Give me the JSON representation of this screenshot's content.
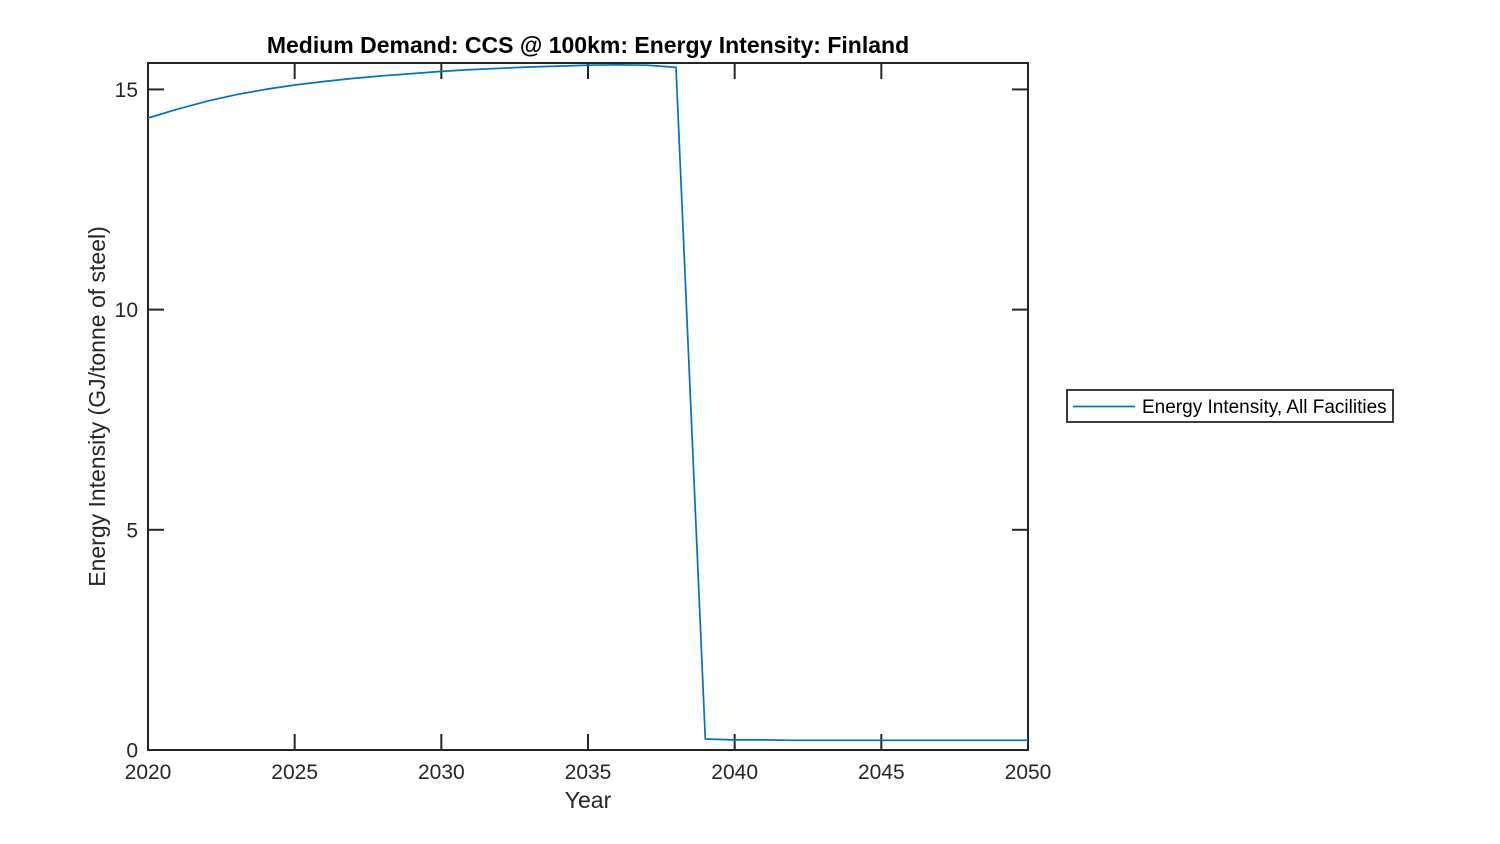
{
  "figure": {
    "background": "#ffffff"
  },
  "chart_data": {
    "type": "line",
    "title": "Medium Demand: CCS @ 100km: Energy Intensity: Finland",
    "xlabel": "Year",
    "ylabel": "Energy Intensity (GJ/tonne of steel)",
    "xlim": [
      2020,
      2050
    ],
    "ylim": [
      0,
      15.6
    ],
    "xticks": [
      2020,
      2025,
      2030,
      2035,
      2040,
      2045,
      2050
    ],
    "yticks": [
      0,
      5,
      10,
      15
    ],
    "grid": false,
    "box": true,
    "tick_direction": "in",
    "axis_color": "#262626",
    "title_color": "#000000",
    "legend": {
      "position": "right-outside",
      "border_color": "#262626",
      "entries": [
        {
          "label": "Energy Intensity, All Facilities",
          "color": "#0072BD"
        }
      ]
    },
    "series": [
      {
        "name": "Energy Intensity, All Facilities",
        "color": "#0072BD",
        "x": [
          2020,
          2021,
          2022,
          2023,
          2024,
          2025,
          2026,
          2027,
          2028,
          2029,
          2030,
          2031,
          2032,
          2033,
          2034,
          2035,
          2036,
          2037,
          2038,
          2039,
          2040,
          2041,
          2042,
          2043,
          2044,
          2045,
          2046,
          2047,
          2048,
          2049,
          2050
        ],
        "y": [
          14.35,
          14.55,
          14.73,
          14.88,
          15.0,
          15.1,
          15.18,
          15.25,
          15.31,
          15.36,
          15.41,
          15.45,
          15.48,
          15.51,
          15.53,
          15.55,
          15.56,
          15.55,
          15.5,
          0.25,
          0.23,
          0.23,
          0.22,
          0.22,
          0.22,
          0.22,
          0.22,
          0.22,
          0.22,
          0.22,
          0.22
        ]
      }
    ]
  }
}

* * * * * * *

Locate all lines in the listing above with the word "Facilities" and copy them.

          "label": "Energy Intensity, All Facilities",
        "name": "Energy Intensity, All Facilities",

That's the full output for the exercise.